-- PROBLEM DESCRIPTION --
Please list all lines of the material below in which the string "because" occurs.

(begin)

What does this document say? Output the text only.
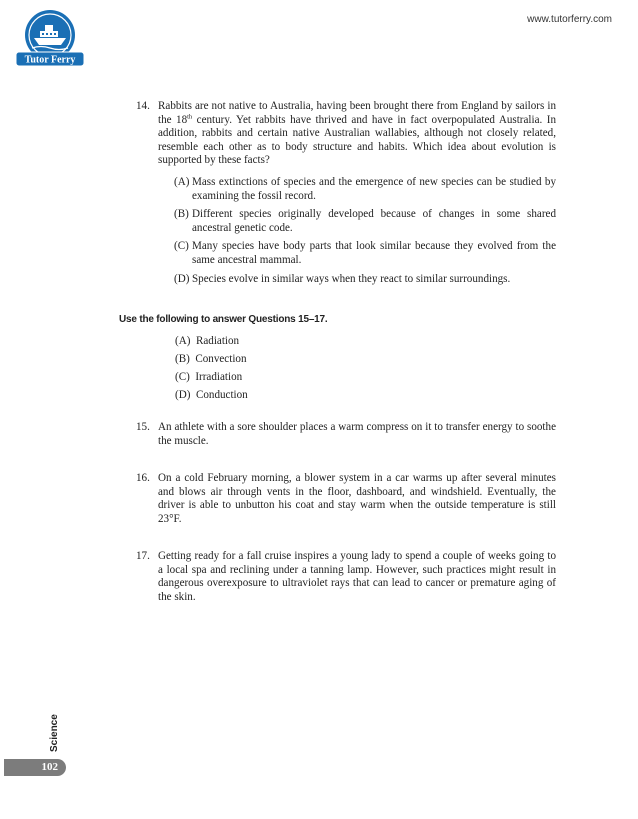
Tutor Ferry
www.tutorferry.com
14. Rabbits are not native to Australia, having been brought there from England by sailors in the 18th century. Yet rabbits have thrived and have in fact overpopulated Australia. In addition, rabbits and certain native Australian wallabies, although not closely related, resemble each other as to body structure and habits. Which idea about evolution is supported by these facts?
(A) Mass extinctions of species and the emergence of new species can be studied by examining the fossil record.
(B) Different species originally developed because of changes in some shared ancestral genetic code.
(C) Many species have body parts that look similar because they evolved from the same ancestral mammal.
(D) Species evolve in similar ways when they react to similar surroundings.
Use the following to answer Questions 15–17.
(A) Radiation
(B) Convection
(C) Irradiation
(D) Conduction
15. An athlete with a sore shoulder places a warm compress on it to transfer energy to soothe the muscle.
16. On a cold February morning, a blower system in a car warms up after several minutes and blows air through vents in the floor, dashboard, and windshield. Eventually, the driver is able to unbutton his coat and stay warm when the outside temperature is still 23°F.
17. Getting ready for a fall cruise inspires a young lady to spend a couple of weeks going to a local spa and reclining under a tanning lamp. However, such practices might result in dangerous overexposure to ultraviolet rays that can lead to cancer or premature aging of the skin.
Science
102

(end)
(begin)

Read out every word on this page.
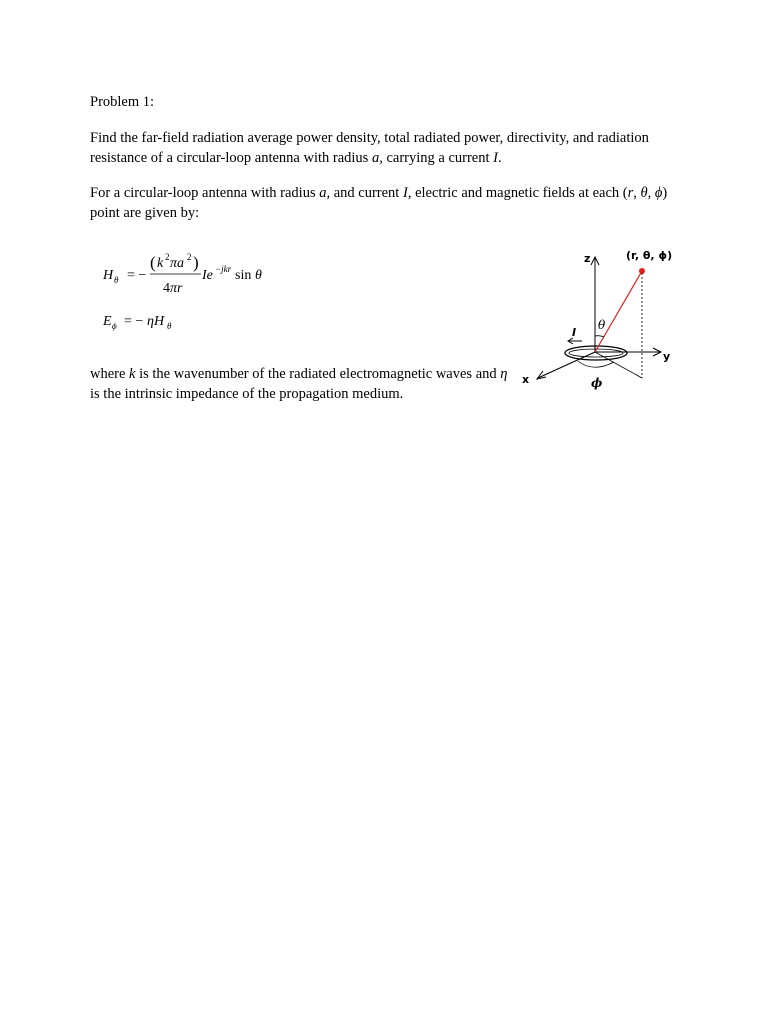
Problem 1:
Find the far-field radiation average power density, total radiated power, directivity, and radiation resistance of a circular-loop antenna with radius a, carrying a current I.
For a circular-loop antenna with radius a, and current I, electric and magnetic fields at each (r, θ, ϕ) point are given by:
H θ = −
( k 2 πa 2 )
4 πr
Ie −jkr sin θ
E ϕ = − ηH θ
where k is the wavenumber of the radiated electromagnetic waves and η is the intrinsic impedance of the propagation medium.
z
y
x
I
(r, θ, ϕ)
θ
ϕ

(end)
(begin)

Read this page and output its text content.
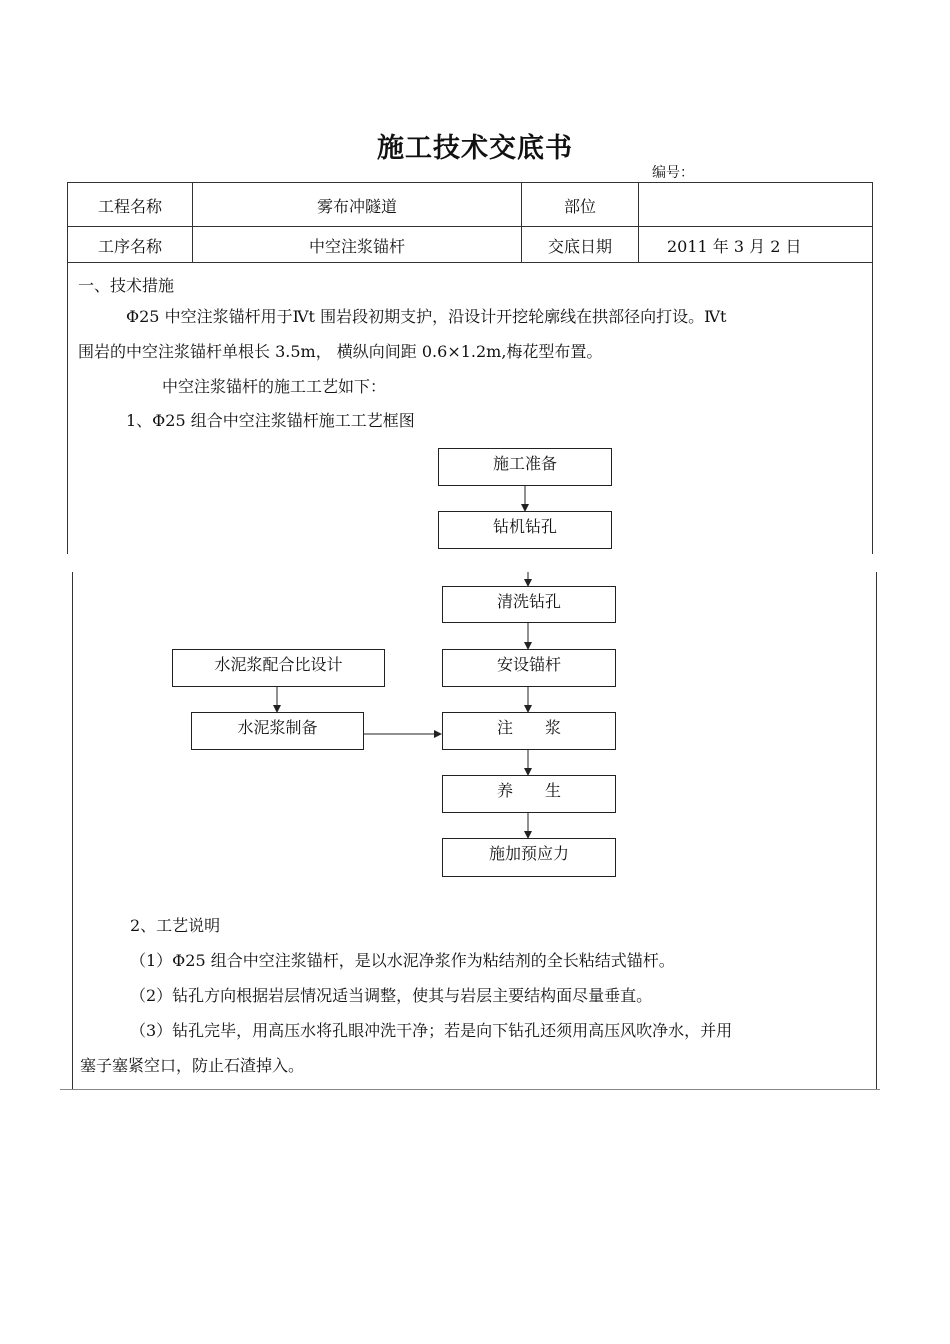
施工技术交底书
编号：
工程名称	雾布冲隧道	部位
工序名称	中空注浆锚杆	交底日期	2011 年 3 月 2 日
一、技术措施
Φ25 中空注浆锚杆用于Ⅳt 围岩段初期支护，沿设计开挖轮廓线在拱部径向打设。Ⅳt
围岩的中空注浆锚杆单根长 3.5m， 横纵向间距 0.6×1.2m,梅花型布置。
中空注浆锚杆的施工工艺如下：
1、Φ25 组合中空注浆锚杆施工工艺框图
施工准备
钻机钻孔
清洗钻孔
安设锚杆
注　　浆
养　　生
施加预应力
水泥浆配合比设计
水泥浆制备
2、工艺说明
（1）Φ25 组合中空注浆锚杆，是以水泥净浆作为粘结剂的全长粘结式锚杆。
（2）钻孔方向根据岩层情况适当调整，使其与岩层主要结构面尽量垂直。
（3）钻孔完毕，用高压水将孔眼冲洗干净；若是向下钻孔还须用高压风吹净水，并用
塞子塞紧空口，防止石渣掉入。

(end)

-- OUTPUT OF THE TASK --
(B) Different species originally developed because of changes in some shared ancestral genetic code.
(C) Many species have body parts that look similar because they evolved from the same ancestral mammal.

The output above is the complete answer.